───── Source extract ─────

Note: You are viewing an old version of this page. View the current version.

WARNING PHP has an internal 2GB file size limitation for fseek()! Use the Ruby version below for images larger than 2GB!

Originally built to copy a block device (a mac mini in firewire mass storage mode) to an image file, excluding all-null blocks (sparse file) to save space.

Also contains examples of thousands-separator number formatting (i.e. 10,000,000) and human-readable magnitude number formatting (i.e. 10.0GB) functions.

#!/usr/bin/env php
<?php

declare(ticks=1);
bcscale(3);

// Read a file and process it in chunks.
$infile = "/dev/sde";
$outfile = "/media/recover/MacMini-whole-sparse.img";
$blksz = 4096;
$blkct = 19537686;
$blkct_b = bcmul($blkct, $blksz, 0);

function ksep($number) {
        $number = (string) $number;
        $max = strlen($number);
        $recip = $max;
        for ($i = 0; $i < $max; ++$i) {
                --$recip;
                if ($i && !($i % 3))
                        $out = "," . $out;
                $out = $number{$recip} . $out;
        }
        return $out;
}

function prettyGigs($bytes) {
        $powers = " kMGTPEZY";
        $power = 0;
        $mod = 1;
        while (bcdiv($bytes, $mod) > 1024) {
                $mod = bcmul($mod, 1024);
                ++$power;
        }
        $num = bcdiv($bytes, $mod);
        switch (((int) $num != $num)? strpos($num, "."): 0) {
                case "0":
                        $fmt = "%0.0f%s";
                        break;
                case "1":
                        $fmt = "%0.3f%s";
                        break;
                case "2":
                        $fmt = "%0.2f%s";
                        break;
                case "3":
                default:
                        $fmt = "%0.1f%s";
                        break;
        }
        if ($power)

───── Records provided ─────

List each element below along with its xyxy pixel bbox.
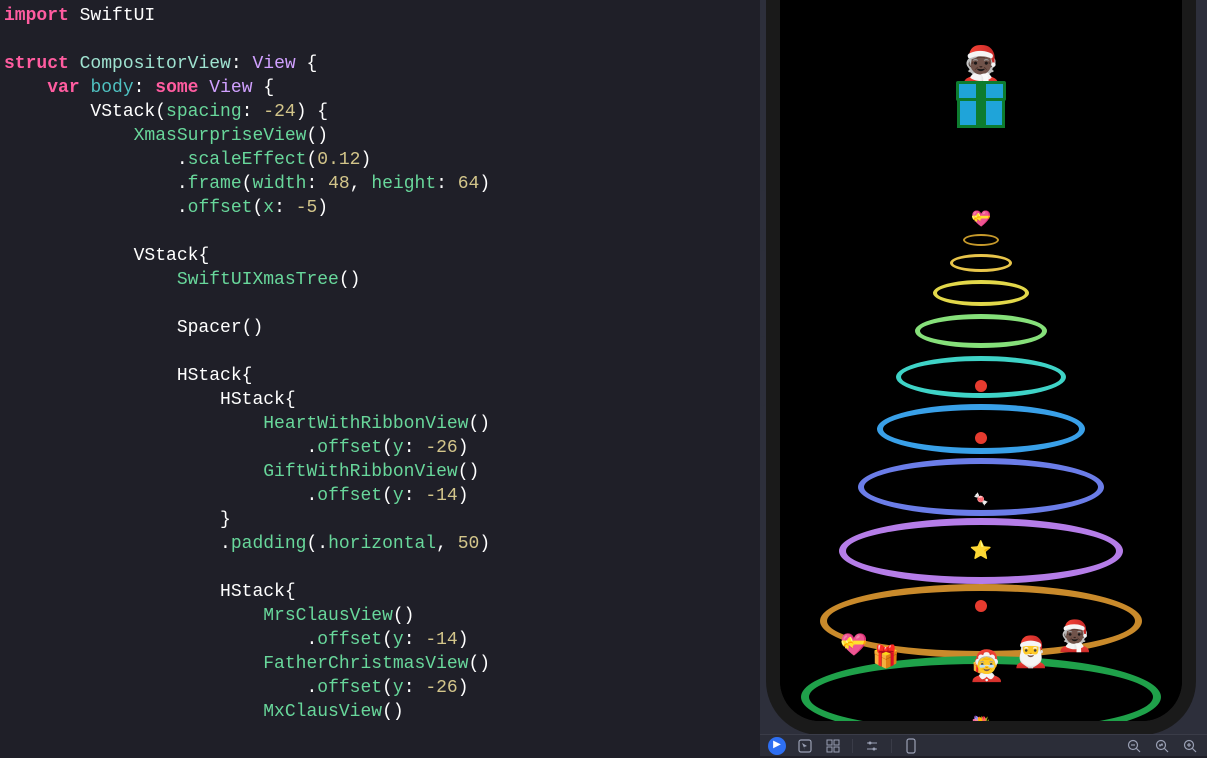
mod-swiftui: SwiftUI bbox=[80, 6, 156, 26]
call-offset3: offset bbox=[317, 486, 382, 506]
tree-ring bbox=[877, 404, 1085, 454]
tree-ring bbox=[963, 234, 999, 246]
mrs-claus-icon: 🤶 bbox=[968, 657, 1005, 681]
num-y2: -14 bbox=[425, 486, 457, 506]
tree-ornament bbox=[975, 432, 987, 444]
kw-struct: struct bbox=[4, 54, 69, 74]
param-y3: y bbox=[393, 630, 404, 650]
tree-ornament: 💝 bbox=[971, 208, 991, 232]
num-x: -5 bbox=[296, 198, 318, 218]
prop-body: body bbox=[90, 78, 133, 98]
preview-canvas[interactable]: 🧑🏿‍🎄 💝🍬⭐🎁💐 💝 🎁 🤶 🎅 🧑🏿‍🎄 bbox=[780, 0, 1182, 721]
call-heart: HeartWithRibbonView bbox=[263, 414, 468, 434]
num-spacing: -24 bbox=[263, 102, 295, 122]
param-y4: y bbox=[393, 678, 404, 698]
toolbar-separator bbox=[852, 739, 853, 753]
proto-view: View bbox=[252, 54, 295, 74]
num-scale: 0.12 bbox=[317, 150, 360, 170]
type-compositor: CompositorView bbox=[80, 54, 231, 74]
preview-pane: 🧑🏿‍🎄 💝🍬⭐🎁💐 💝 🎁 🤶 🎅 🧑🏿‍🎄 ▶ bbox=[760, 0, 1207, 756]
tree-ornament: 🍬 bbox=[974, 488, 989, 512]
zoom-fit-button[interactable] bbox=[1153, 737, 1171, 755]
preview-toolbar: ▶ bbox=[760, 734, 1207, 756]
call-hstack2: HStack bbox=[220, 390, 285, 410]
call-padding: padding bbox=[231, 534, 307, 554]
father-christmas-icon: 🎅 bbox=[1012, 643, 1049, 667]
variants-button[interactable] bbox=[824, 737, 842, 755]
call-xmastree: SwiftUIXmasTree bbox=[177, 270, 339, 290]
tree-topper: 🧑🏿‍🎄 bbox=[957, 50, 1005, 128]
num-pad: 50 bbox=[458, 534, 480, 554]
device-frame: 🧑🏿‍🎄 💝🍬⭐🎁💐 💝 🎁 🤶 🎅 🧑🏿‍🎄 bbox=[766, 0, 1196, 735]
param-x: x bbox=[263, 198, 274, 218]
tree-ornament bbox=[975, 600, 987, 612]
toolbar-separator bbox=[891, 739, 892, 753]
heart-ribbon-icon: 💝 bbox=[840, 635, 867, 659]
device-side-button bbox=[761, 250, 765, 320]
zoom-in-button[interactable] bbox=[1181, 737, 1199, 755]
num-y1: -26 bbox=[425, 438, 457, 458]
tree-ornament bbox=[975, 380, 987, 392]
kw-import: import bbox=[4, 6, 69, 26]
call-vstack2: VStack bbox=[134, 246, 199, 266]
mx-claus-bottom-icon: 🧑🏿‍🎄 bbox=[1056, 627, 1093, 651]
tree-ornament: ⭐ bbox=[970, 540, 992, 564]
device-settings-button[interactable] bbox=[863, 737, 881, 755]
call-vstack: VStack bbox=[90, 102, 155, 122]
call-frame: frame bbox=[188, 174, 242, 194]
code-editor[interactable]: import SwiftUI struct CompositorView: Vi… bbox=[0, 0, 760, 756]
param-width: width bbox=[252, 174, 306, 194]
call-hstack3: HStack bbox=[220, 582, 285, 602]
tree-ring bbox=[915, 314, 1047, 348]
call-mx: MxClausView bbox=[263, 702, 382, 722]
param-height: height bbox=[371, 174, 436, 194]
num-height: 64 bbox=[458, 174, 480, 194]
num-width: 48 bbox=[328, 174, 350, 194]
device-side-button bbox=[761, 336, 765, 406]
preview-device-button[interactable] bbox=[902, 737, 920, 755]
call-offset4: offset bbox=[317, 630, 382, 650]
param-y2: y bbox=[393, 486, 404, 506]
tree-ring bbox=[820, 584, 1142, 658]
call-spacer: Spacer bbox=[177, 318, 242, 338]
num-y4: -26 bbox=[425, 678, 457, 698]
num-y3: -14 bbox=[425, 630, 457, 650]
call-mrs: MrsClausView bbox=[263, 606, 393, 626]
call-scale: scaleEffect bbox=[188, 150, 307, 170]
type-view: View bbox=[209, 78, 252, 98]
call-father: FatherChristmasView bbox=[263, 654, 468, 674]
zoom-out-button[interactable] bbox=[1125, 737, 1143, 755]
tree-ring bbox=[950, 254, 1012, 272]
param-y1: y bbox=[393, 438, 404, 458]
gift-ribbon-icon: 🎁 bbox=[872, 647, 899, 671]
kw-some: some bbox=[155, 78, 198, 98]
enum-horizontal: horizontal bbox=[328, 534, 436, 554]
param-spacing: spacing bbox=[166, 102, 242, 122]
call-offset5: offset bbox=[317, 678, 382, 698]
call-gift: GiftWithRibbonView bbox=[263, 462, 457, 482]
call-offset2: offset bbox=[317, 438, 382, 458]
tree-ornament: 💐 bbox=[970, 716, 992, 735]
tree-ring bbox=[933, 280, 1029, 306]
gift-box-icon bbox=[957, 88, 1005, 128]
call-offset1: offset bbox=[188, 198, 253, 218]
device-side-button bbox=[1198, 280, 1202, 380]
live-preview-play-button[interactable]: ▶ bbox=[768, 737, 786, 755]
selectable-toggle-button[interactable] bbox=[796, 737, 814, 755]
call-hstack1: HStack bbox=[177, 366, 242, 386]
device-side-button bbox=[761, 190, 765, 230]
kw-var: var bbox=[47, 78, 79, 98]
call-xmassurprise: XmasSurpriseView bbox=[134, 126, 307, 146]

─────

**Problems to work on**
1. Print the passage from the sparse image copy page that begins at the words "Note: You are" and stops after "larger than 2GB!".
2. Select each line of the entries that contains the string "param".

**Answers to the tasks**
1.
Note: You are viewing an old version of this page. View the current version.

WARNING PHP has an internal 2GB file size limitation for fseek()! Use the Ruby version below for images larger than 2GB!

2.
param-y3: y bbox=[393, 630, 404, 650]
param-y4: y bbox=[393, 678, 404, 698]
param-x: x bbox=[263, 198, 274, 218]
param-width: width bbox=[252, 174, 306, 194]
param-height: height bbox=[371, 174, 436, 194]
param-y2: y bbox=[393, 486, 404, 506]
param-y1: y bbox=[393, 438, 404, 458]
param-spacing: spacing bbox=[166, 102, 242, 122]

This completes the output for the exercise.